**Written task:** Copy every line that holds "ground".

**Source material:**
-=-=-

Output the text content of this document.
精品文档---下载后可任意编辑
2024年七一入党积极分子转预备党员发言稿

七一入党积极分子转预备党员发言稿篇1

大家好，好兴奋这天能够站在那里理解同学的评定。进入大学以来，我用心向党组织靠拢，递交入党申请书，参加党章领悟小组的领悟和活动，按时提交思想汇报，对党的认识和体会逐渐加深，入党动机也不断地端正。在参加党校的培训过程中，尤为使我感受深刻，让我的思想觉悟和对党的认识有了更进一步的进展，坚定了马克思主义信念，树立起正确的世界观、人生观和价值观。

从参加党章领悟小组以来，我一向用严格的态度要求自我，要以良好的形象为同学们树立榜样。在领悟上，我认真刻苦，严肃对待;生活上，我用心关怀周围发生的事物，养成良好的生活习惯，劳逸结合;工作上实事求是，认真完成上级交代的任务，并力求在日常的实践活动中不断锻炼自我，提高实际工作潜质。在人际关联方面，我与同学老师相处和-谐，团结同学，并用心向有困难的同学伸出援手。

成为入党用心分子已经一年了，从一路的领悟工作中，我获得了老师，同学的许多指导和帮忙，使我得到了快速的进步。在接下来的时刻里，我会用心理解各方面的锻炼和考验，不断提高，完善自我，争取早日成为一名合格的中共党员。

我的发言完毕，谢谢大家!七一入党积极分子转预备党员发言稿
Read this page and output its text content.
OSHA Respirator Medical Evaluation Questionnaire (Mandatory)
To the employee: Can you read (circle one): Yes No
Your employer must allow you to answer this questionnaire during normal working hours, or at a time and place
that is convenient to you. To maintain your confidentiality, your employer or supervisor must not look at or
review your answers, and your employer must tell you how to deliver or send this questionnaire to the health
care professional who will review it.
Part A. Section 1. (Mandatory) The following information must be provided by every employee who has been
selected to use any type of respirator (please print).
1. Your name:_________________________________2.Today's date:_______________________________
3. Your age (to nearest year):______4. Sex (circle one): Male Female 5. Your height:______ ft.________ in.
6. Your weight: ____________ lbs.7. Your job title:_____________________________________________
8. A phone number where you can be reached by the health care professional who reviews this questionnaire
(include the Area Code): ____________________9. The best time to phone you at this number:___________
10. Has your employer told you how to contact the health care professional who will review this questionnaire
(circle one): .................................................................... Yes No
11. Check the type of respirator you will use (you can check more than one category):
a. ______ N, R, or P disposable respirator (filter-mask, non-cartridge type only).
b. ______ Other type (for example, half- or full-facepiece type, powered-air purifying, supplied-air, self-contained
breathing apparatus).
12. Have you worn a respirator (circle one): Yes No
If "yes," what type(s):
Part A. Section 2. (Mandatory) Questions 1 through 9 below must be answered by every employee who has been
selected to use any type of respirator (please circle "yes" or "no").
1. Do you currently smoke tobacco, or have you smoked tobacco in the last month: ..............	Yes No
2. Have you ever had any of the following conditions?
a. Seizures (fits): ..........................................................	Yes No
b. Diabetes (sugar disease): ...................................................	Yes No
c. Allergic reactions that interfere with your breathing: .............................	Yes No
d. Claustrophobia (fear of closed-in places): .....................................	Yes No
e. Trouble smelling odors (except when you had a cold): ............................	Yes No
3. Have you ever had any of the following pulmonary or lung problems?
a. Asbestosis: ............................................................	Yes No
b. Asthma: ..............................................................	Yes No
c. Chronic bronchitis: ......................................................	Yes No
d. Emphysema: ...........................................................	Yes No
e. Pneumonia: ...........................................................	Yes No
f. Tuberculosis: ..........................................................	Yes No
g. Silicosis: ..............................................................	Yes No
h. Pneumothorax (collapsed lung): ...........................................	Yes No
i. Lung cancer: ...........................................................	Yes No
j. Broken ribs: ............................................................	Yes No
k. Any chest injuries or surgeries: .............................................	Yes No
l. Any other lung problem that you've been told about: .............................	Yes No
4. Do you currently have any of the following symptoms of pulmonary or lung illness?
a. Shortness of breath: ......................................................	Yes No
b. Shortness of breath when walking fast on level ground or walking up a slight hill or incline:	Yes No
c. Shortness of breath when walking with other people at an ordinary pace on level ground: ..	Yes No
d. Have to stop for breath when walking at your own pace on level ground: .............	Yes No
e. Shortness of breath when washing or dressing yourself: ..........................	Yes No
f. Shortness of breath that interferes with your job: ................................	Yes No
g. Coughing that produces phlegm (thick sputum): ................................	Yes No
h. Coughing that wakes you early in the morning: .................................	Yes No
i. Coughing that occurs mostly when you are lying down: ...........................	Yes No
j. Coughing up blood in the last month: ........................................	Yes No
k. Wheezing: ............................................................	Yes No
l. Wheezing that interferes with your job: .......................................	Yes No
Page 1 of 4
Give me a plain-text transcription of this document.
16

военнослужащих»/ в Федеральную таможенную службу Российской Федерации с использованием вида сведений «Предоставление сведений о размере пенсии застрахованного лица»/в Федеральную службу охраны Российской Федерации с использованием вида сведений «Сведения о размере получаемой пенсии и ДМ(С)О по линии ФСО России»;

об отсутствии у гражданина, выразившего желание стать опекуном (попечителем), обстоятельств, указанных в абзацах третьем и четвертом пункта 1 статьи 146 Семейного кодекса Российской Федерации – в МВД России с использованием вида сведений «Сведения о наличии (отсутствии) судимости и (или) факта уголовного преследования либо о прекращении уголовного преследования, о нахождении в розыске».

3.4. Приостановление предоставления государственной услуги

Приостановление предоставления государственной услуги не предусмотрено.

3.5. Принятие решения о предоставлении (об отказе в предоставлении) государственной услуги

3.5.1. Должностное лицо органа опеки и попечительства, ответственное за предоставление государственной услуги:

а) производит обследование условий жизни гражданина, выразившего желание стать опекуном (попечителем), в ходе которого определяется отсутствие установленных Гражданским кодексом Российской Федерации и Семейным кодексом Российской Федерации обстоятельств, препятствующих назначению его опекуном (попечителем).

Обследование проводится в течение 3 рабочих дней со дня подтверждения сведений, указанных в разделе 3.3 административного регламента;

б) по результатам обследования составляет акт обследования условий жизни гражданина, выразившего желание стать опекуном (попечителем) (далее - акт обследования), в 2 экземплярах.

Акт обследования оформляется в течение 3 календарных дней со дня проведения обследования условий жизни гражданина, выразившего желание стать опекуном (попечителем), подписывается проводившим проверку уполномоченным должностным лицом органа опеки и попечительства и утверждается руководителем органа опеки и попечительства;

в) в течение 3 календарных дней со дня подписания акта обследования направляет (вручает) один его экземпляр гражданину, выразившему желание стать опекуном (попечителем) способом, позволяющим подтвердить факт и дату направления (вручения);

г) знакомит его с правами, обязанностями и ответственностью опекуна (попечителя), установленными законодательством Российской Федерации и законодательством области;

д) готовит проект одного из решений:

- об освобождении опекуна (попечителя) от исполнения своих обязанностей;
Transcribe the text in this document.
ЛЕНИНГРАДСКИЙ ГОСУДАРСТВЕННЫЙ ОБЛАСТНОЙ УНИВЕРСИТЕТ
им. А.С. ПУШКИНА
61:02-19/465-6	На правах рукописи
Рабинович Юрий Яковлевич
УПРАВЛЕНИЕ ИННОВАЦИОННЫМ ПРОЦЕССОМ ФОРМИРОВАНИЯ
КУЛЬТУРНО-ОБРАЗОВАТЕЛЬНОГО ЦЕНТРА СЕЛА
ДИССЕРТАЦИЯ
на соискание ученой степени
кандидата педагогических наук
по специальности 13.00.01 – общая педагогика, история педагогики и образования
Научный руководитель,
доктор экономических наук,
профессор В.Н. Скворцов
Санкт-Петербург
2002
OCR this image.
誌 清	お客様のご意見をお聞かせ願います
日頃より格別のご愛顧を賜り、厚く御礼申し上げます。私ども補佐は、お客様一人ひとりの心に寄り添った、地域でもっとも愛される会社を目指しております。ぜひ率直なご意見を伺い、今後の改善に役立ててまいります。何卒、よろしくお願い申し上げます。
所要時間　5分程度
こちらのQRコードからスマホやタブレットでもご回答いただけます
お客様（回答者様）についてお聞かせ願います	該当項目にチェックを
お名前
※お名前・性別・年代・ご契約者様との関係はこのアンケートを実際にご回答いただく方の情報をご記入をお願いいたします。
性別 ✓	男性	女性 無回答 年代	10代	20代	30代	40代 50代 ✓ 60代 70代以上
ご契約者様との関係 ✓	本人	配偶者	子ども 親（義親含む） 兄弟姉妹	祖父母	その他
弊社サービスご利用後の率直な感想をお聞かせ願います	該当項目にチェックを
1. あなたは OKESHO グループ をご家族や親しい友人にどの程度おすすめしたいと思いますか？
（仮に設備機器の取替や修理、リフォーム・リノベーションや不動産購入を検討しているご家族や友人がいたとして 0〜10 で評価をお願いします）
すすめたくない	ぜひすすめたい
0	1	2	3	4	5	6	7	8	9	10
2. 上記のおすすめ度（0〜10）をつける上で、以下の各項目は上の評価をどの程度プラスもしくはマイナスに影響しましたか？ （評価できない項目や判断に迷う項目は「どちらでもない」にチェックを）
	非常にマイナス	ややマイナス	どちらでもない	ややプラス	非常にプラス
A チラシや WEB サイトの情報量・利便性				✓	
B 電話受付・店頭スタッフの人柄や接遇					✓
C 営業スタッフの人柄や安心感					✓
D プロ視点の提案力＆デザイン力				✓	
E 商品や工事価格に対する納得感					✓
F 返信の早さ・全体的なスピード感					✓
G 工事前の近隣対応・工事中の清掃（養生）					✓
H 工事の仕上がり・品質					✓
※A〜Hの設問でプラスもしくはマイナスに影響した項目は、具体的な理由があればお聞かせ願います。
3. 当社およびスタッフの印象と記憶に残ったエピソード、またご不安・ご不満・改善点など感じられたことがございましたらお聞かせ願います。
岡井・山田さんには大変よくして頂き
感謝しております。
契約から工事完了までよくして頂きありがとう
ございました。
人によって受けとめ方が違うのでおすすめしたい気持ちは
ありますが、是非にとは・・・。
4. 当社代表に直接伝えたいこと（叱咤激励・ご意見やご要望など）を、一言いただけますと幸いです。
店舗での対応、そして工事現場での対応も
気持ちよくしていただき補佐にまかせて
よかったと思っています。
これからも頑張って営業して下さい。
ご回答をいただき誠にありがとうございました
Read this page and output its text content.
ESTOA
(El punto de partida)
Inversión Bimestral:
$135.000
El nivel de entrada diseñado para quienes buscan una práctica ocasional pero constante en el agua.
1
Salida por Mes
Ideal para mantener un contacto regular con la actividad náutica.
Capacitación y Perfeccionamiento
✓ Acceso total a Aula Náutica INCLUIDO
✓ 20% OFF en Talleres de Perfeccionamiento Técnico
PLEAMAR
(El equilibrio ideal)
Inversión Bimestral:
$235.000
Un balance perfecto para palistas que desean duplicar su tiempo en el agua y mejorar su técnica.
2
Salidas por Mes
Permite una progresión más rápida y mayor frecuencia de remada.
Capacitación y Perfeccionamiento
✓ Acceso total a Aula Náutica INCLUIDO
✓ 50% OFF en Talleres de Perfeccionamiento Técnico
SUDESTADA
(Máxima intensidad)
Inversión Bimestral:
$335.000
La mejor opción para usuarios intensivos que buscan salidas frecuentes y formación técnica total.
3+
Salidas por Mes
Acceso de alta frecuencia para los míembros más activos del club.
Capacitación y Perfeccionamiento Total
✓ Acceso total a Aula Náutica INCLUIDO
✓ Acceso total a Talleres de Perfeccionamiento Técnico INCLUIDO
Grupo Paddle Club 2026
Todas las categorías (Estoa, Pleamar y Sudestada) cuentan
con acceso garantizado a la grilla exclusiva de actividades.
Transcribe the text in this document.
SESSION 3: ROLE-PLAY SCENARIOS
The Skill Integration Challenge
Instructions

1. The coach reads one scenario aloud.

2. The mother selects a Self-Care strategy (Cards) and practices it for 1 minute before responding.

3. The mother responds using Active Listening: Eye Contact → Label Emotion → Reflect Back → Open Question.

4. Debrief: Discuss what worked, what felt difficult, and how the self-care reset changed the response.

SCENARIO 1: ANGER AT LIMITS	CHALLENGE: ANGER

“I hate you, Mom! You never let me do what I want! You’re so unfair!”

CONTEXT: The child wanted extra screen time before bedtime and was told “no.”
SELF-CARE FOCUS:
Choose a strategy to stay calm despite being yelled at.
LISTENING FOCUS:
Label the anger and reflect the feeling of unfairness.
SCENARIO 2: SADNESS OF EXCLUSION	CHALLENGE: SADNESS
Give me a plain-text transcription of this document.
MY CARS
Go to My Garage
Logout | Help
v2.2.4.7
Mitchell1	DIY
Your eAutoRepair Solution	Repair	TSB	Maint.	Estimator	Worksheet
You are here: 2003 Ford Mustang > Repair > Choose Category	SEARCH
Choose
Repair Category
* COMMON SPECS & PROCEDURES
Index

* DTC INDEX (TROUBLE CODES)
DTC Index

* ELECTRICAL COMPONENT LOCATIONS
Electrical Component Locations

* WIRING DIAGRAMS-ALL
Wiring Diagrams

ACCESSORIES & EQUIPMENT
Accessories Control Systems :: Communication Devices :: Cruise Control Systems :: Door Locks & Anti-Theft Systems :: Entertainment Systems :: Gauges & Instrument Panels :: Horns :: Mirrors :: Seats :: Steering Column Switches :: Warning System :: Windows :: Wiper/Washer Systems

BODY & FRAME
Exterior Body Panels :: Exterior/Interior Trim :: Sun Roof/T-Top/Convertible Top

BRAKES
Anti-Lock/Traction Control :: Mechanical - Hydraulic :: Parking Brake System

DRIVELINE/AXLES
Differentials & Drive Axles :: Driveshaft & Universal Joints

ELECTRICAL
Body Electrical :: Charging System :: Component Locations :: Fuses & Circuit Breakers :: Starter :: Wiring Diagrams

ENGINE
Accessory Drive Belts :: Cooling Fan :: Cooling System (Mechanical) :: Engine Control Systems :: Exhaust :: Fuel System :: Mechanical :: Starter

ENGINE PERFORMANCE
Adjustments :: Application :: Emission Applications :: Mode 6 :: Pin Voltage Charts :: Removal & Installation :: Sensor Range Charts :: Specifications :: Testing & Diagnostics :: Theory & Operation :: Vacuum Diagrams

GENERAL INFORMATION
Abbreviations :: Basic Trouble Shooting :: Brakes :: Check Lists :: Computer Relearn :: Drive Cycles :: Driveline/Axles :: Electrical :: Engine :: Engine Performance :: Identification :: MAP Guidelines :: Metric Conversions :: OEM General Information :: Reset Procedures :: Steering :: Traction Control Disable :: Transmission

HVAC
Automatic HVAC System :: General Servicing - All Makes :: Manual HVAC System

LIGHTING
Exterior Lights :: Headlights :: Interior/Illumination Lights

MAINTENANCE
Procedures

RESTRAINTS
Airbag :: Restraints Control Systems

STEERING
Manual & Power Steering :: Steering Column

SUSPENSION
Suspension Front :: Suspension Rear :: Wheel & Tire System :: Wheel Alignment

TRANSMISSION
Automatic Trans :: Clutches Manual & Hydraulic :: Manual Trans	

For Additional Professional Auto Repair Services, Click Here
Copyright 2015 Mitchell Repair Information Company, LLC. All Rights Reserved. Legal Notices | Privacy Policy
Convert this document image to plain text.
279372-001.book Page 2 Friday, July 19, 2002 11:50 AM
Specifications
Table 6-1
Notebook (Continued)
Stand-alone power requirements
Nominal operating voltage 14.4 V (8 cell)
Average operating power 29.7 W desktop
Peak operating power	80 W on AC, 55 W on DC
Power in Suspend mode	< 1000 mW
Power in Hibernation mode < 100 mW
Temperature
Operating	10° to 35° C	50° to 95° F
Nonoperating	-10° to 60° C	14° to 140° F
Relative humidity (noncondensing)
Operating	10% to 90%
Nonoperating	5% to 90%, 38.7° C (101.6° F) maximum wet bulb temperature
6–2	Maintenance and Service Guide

-=-=-

**Correct response:**
b. Shortness of breath when walking fast on level ground or walking up a slight hill or incline:	Yes No
c. Shortness of breath when walking with other people at an ordinary pace on level ground: ..	Yes No
d. Have to stop for breath when walking at your own pace on level ground: .............	Yes No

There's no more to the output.